## TASK REQUIREMENTS
Take the line containing "Give me a plain-text" and all lines after it to the end of the records, and output them exactly.

## RAW RECORDS
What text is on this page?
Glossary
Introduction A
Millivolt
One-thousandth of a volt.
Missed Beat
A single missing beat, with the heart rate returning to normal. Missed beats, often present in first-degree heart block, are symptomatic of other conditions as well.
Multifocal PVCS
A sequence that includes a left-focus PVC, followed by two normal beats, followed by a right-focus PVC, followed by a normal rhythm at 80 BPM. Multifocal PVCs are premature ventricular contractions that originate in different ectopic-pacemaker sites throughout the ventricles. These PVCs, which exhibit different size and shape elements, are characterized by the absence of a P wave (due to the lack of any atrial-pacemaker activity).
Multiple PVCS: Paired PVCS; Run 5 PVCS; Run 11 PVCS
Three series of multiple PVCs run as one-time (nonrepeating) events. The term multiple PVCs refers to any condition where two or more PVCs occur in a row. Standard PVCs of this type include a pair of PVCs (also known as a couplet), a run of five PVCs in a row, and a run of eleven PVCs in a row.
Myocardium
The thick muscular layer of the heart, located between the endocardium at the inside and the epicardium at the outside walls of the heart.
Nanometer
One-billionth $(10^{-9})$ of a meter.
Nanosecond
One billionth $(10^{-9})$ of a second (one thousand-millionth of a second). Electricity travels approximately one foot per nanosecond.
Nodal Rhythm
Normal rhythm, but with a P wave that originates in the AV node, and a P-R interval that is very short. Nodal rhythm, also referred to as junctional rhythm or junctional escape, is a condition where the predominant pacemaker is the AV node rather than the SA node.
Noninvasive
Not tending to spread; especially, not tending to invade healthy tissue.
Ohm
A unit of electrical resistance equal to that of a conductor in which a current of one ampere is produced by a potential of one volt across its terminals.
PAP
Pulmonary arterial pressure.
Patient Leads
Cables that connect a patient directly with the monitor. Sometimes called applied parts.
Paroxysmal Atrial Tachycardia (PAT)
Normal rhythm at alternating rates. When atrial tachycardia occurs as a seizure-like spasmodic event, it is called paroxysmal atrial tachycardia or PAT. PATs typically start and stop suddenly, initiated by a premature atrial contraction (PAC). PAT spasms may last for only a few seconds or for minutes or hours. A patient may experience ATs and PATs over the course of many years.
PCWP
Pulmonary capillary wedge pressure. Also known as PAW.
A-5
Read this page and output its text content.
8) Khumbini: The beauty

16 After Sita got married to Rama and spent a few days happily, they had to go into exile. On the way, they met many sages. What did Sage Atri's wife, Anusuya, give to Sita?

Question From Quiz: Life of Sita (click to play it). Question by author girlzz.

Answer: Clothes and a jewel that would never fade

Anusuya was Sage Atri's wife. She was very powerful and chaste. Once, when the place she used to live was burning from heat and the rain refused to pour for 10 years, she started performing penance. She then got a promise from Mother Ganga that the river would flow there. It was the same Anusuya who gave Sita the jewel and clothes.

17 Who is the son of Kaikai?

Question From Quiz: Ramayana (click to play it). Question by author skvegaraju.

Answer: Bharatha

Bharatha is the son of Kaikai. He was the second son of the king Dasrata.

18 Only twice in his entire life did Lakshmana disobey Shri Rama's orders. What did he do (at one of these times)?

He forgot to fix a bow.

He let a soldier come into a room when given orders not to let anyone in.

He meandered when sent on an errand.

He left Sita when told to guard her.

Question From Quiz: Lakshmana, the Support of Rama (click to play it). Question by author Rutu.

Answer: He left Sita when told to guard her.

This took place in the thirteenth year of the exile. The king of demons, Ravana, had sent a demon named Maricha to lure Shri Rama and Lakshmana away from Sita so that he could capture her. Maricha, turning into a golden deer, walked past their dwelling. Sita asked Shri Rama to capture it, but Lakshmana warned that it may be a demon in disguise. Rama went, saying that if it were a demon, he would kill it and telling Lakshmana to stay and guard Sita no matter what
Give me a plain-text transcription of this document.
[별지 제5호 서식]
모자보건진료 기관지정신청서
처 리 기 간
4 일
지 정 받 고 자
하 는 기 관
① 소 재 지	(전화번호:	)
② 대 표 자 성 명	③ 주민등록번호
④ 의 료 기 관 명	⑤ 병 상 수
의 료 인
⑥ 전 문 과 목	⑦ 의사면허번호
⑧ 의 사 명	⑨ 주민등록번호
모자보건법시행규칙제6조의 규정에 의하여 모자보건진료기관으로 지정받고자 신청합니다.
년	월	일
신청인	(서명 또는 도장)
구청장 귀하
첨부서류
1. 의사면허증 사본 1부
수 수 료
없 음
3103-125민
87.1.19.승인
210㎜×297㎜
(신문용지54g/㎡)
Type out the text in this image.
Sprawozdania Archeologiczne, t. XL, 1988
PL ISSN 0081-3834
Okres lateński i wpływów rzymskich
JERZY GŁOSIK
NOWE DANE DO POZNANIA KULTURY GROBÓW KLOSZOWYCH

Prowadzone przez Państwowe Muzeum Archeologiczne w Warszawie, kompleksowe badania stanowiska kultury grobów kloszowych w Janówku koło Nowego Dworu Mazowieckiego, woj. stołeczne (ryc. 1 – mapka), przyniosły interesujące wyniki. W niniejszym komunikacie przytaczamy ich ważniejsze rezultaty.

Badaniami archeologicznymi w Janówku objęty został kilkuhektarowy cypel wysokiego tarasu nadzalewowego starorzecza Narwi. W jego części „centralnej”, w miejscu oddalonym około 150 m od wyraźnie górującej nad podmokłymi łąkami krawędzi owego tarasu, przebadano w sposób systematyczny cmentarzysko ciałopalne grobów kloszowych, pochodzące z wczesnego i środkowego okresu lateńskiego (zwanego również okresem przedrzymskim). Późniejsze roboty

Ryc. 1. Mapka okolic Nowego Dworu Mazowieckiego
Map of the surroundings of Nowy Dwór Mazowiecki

## RESULT BELOW
Give me a plain-text transcription of this document.
[별지 제5호 서식]
모자보건진료 기관지정신청서
처 리 기 간
4 일
지 정 받 고 자
하 는 기 관
① 소 재 지	(전화번호:	)
② 대 표 자 성 명	③ 주민등록번호
④ 의 료 기 관 명	⑤ 병 상 수
의 료 인
⑥ 전 문 과 목	⑦ 의사면허번호
⑧ 의 사 명	⑨ 주민등록번호
모자보건법시행규칙제6조의 규정에 의하여 모자보건진료기관으로 지정받고자 신청합니다.
년	월	일
신청인	(서명 또는 도장)
구청장 귀하
첨부서류
1. 의사면허증 사본 1부
수 수 료
없 음
3103-125민
87.1.19.승인
210㎜×297㎜
(신문용지54g/㎡)
Type out the text in this image.
Sprawozdania Archeologiczne, t. XL, 1988
PL ISSN 0081-3834
Okres lateński i wpływów rzymskich
JERZY GŁOSIK
NOWE DANE DO POZNANIA KULTURY GROBÓW KLOSZOWYCH

Prowadzone przez Państwowe Muzeum Archeologiczne w Warszawie, kompleksowe badania stanowiska kultury grobów kloszowych w Janówku koło Nowego Dworu Mazowieckiego, woj. stołeczne (ryc. 1 – mapka), przyniosły interesujące wyniki. W niniejszym komunikacie przytaczamy ich ważniejsze rezultaty.

Badaniami archeologicznymi w Janówku objęty został kilkuhektarowy cypel wysokiego tarasu nadzalewowego starorzecza Narwi. W jego części „centralnej”, w miejscu oddalonym około 150 m od wyraźnie górującej nad podmokłymi łąkami krawędzi owego tarasu, przebadano w sposób systematyczny cmentarzysko ciałopalne grobów kloszowych, pochodzące z wczesnego i środkowego okresu lateńskiego (zwanego również okresem przedrzymskim). Późniejsze roboty

Ryc. 1. Mapka okolic Nowego Dworu Mazowieckiego
Map of the surroundings of Nowy Dwór Mazowiecki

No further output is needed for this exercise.